- [INSTRUCTION] Copy the data below exactly.

Stored records
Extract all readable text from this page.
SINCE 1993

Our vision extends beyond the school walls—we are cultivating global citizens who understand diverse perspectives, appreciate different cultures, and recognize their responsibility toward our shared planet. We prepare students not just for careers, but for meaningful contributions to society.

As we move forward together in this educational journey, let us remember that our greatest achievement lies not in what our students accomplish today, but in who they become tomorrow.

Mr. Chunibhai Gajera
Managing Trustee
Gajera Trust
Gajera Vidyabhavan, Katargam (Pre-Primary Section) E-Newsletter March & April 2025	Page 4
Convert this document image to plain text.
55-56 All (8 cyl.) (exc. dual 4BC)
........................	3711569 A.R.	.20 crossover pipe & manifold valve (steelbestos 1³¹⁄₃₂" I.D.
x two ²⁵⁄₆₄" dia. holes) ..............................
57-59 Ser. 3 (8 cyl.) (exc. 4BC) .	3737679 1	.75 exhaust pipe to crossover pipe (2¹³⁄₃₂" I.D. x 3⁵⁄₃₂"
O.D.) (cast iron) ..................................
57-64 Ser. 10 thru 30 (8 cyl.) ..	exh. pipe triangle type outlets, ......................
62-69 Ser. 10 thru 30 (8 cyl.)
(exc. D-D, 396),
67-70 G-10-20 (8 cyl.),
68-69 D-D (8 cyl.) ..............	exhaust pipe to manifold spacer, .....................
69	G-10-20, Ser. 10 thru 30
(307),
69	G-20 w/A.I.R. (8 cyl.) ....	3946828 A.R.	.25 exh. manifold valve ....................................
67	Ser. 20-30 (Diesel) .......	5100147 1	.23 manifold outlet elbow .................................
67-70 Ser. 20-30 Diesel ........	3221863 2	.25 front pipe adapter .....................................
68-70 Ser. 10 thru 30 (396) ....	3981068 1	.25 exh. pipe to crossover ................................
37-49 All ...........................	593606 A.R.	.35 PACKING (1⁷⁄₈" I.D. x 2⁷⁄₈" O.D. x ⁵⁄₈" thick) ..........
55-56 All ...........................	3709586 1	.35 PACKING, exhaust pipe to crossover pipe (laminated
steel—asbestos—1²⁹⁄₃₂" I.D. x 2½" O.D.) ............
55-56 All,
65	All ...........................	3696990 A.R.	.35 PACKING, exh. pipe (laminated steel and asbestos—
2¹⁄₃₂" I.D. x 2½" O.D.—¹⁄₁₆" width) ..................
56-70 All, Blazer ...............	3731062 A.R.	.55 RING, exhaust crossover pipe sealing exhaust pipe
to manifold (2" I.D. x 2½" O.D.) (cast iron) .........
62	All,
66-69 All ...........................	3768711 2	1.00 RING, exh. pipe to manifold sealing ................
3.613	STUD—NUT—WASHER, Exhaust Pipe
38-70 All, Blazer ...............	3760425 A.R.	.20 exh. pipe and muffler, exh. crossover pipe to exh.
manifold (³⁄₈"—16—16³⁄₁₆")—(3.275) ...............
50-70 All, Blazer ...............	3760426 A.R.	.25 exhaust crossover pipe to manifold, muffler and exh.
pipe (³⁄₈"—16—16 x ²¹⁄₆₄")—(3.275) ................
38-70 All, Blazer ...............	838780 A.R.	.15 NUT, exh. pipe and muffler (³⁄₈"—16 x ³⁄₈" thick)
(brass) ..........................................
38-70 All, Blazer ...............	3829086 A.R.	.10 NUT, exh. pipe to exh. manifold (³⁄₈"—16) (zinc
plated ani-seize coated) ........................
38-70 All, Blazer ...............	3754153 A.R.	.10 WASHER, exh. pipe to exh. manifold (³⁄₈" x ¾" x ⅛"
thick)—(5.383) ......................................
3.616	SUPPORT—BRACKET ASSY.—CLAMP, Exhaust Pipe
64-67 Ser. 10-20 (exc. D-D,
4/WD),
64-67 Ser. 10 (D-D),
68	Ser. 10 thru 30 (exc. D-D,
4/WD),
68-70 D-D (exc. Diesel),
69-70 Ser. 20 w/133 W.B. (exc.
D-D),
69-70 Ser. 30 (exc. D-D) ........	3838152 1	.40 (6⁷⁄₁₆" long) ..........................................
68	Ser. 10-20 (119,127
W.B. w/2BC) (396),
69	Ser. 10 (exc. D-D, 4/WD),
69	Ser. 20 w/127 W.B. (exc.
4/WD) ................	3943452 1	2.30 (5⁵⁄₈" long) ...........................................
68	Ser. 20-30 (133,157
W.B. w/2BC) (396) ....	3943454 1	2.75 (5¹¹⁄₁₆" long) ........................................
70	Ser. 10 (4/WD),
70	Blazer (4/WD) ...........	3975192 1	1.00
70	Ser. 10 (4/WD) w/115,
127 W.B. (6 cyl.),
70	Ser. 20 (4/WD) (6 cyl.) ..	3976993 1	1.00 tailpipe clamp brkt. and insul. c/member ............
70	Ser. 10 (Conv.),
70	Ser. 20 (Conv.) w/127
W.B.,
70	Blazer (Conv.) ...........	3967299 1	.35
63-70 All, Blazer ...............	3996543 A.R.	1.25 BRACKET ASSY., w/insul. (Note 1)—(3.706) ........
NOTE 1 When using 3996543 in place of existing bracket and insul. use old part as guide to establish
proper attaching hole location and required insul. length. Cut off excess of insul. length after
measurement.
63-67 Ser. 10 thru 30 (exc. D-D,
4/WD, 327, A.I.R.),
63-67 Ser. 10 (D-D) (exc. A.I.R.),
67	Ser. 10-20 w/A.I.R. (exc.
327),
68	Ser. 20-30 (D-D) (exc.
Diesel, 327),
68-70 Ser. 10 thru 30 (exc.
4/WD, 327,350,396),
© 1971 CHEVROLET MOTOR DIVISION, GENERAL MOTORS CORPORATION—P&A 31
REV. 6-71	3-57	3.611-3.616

- [TASK OUTPUT]
Extract all readable text from this page.
SINCE 1993

Our vision extends beyond the school walls—we are cultivating global citizens who understand diverse perspectives, appreciate different cultures, and recognize their responsibility toward our shared planet. We prepare students not just for careers, but for meaningful contributions to society.

As we move forward together in this educational journey, let us remember that our greatest achievement lies not in what our students accomplish today, but in who they become tomorrow.

Mr. Chunibhai Gajera
Managing Trustee
Gajera Trust
Gajera Vidyabhavan, Katargam (Pre-Primary Section) E-Newsletter March & April 2025	Page 4
Convert this document image to plain text.
55-56 All (8 cyl.) (exc. dual 4BC)
........................	3711569 A.R.	.20 crossover pipe & manifold valve (steelbestos 1³¹⁄₃₂" I.D.
x two ²⁵⁄₆₄" dia. holes) ..............................
57-59 Ser. 3 (8 cyl.) (exc. 4BC) .	3737679 1	.75 exhaust pipe to crossover pipe (2¹³⁄₃₂" I.D. x 3⁵⁄₃₂"
O.D.) (cast iron) ..................................
57-64 Ser. 10 thru 30 (8 cyl.) ..	exh. pipe triangle type outlets, ......................
62-69 Ser. 10 thru 30 (8 cyl.)
(exc. D-D, 396),
67-70 G-10-20 (8 cyl.),
68-69 D-D (8 cyl.) ..............	exhaust pipe to manifold spacer, .....................
69	G-10-20, Ser. 10 thru 30
(307),
69	G-20 w/A.I.R. (8 cyl.) ....	3946828 A.R.	.25 exh. manifold valve ....................................
67	Ser. 20-30 (Diesel) .......	5100147 1	.23 manifold outlet elbow .................................
67-70 Ser. 20-30 Diesel ........	3221863 2	.25 front pipe adapter .....................................
68-70 Ser. 10 thru 30 (396) ....	3981068 1	.25 exh. pipe to crossover ................................
37-49 All ...........................	593606 A.R.	.35 PACKING (1⁷⁄₈" I.D. x 2⁷⁄₈" O.D. x ⁵⁄₈" thick) ..........
55-56 All ...........................	3709586 1	.35 PACKING, exhaust pipe to crossover pipe (laminated
steel—asbestos—1²⁹⁄₃₂" I.D. x 2½" O.D.) ............
55-56 All,
65	All ...........................	3696990 A.R.	.35 PACKING, exh. pipe (laminated steel and asbestos—
2¹⁄₃₂" I.D. x 2½" O.D.—¹⁄₁₆" width) ..................
56-70 All, Blazer ...............	3731062 A.R.	.55 RING, exhaust crossover pipe sealing exhaust pipe
to manifold (2" I.D. x 2½" O.D.) (cast iron) .........
62	All,
66-69 All ...........................	3768711 2	1.00 RING, exh. pipe to manifold sealing ................
3.613	STUD—NUT—WASHER, Exhaust Pipe
38-70 All, Blazer ...............	3760425 A.R.	.20 exh. pipe and muffler, exh. crossover pipe to exh.
manifold (³⁄₈"—16—16³⁄₁₆")—(3.275) ...............
50-70 All, Blazer ...............	3760426 A.R.	.25 exhaust crossover pipe to manifold, muffler and exh.
pipe (³⁄₈"—16—16 x ²¹⁄₆₄")—(3.275) ................
38-70 All, Blazer ...............	838780 A.R.	.15 NUT, exh. pipe and muffler (³⁄₈"—16 x ³⁄₈" thick)
(brass) ..........................................
38-70 All, Blazer ...............	3829086 A.R.	.10 NUT, exh. pipe to exh. manifold (³⁄₈"—16) (zinc
plated ani-seize coated) ........................
38-70 All, Blazer ...............	3754153 A.R.	.10 WASHER, exh. pipe to exh. manifold (³⁄₈" x ¾" x ⅛"
thick)—(5.383) ......................................
3.616	SUPPORT—BRACKET ASSY.—CLAMP, Exhaust Pipe
64-67 Ser. 10-20 (exc. D-D,
4/WD),
64-67 Ser. 10 (D-D),
68	Ser. 10 thru 30 (exc. D-D,
4/WD),
68-70 D-D (exc. Diesel),
69-70 Ser. 20 w/133 W.B. (exc.
D-D),
69-70 Ser. 30 (exc. D-D) ........	3838152 1	.40 (6⁷⁄₁₆" long) ..........................................
68	Ser. 10-20 (119,127
W.B. w/2BC) (396),
69	Ser. 10 (exc. D-D, 4/WD),
69	Ser. 20 w/127 W.B. (exc.
4/WD) ................	3943452 1	2.30 (5⁵⁄₈" long) ...........................................
68	Ser. 20-30 (133,157
W.B. w/2BC) (396) ....	3943454 1	2.75 (5¹¹⁄₁₆" long) ........................................
70	Ser. 10 (4/WD),
70	Blazer (4/WD) ...........	3975192 1	1.00
70	Ser. 10 (4/WD) w/115,
127 W.B. (6 cyl.),
70	Ser. 20 (4/WD) (6 cyl.) ..	3976993 1	1.00 tailpipe clamp brkt. and insul. c/member ............
70	Ser. 10 (Conv.),
70	Ser. 20 (Conv.) w/127
W.B.,
70	Blazer (Conv.) ...........	3967299 1	.35
63-70 All, Blazer ...............	3996543 A.R.	1.25 BRACKET ASSY., w/insul. (Note 1)—(3.706) ........
NOTE 1 When using 3996543 in place of existing bracket and insul. use old part as guide to establish
proper attaching hole location and required insul. length. Cut off excess of insul. length after
measurement.
63-67 Ser. 10 thru 30 (exc. D-D,
4/WD, 327, A.I.R.),
63-67 Ser. 10 (D-D) (exc. A.I.R.),
67	Ser. 10-20 w/A.I.R. (exc.
327),
68	Ser. 20-30 (D-D) (exc.
Diesel, 327),
68-70 Ser. 10 thru 30 (exc.
4/WD, 327,350,396),
© 1971 CHEVROLET MOTOR DIVISION, GENERAL MOTORS CORPORATION—P&A 31
REV. 6-71	3-57	3.611-3.616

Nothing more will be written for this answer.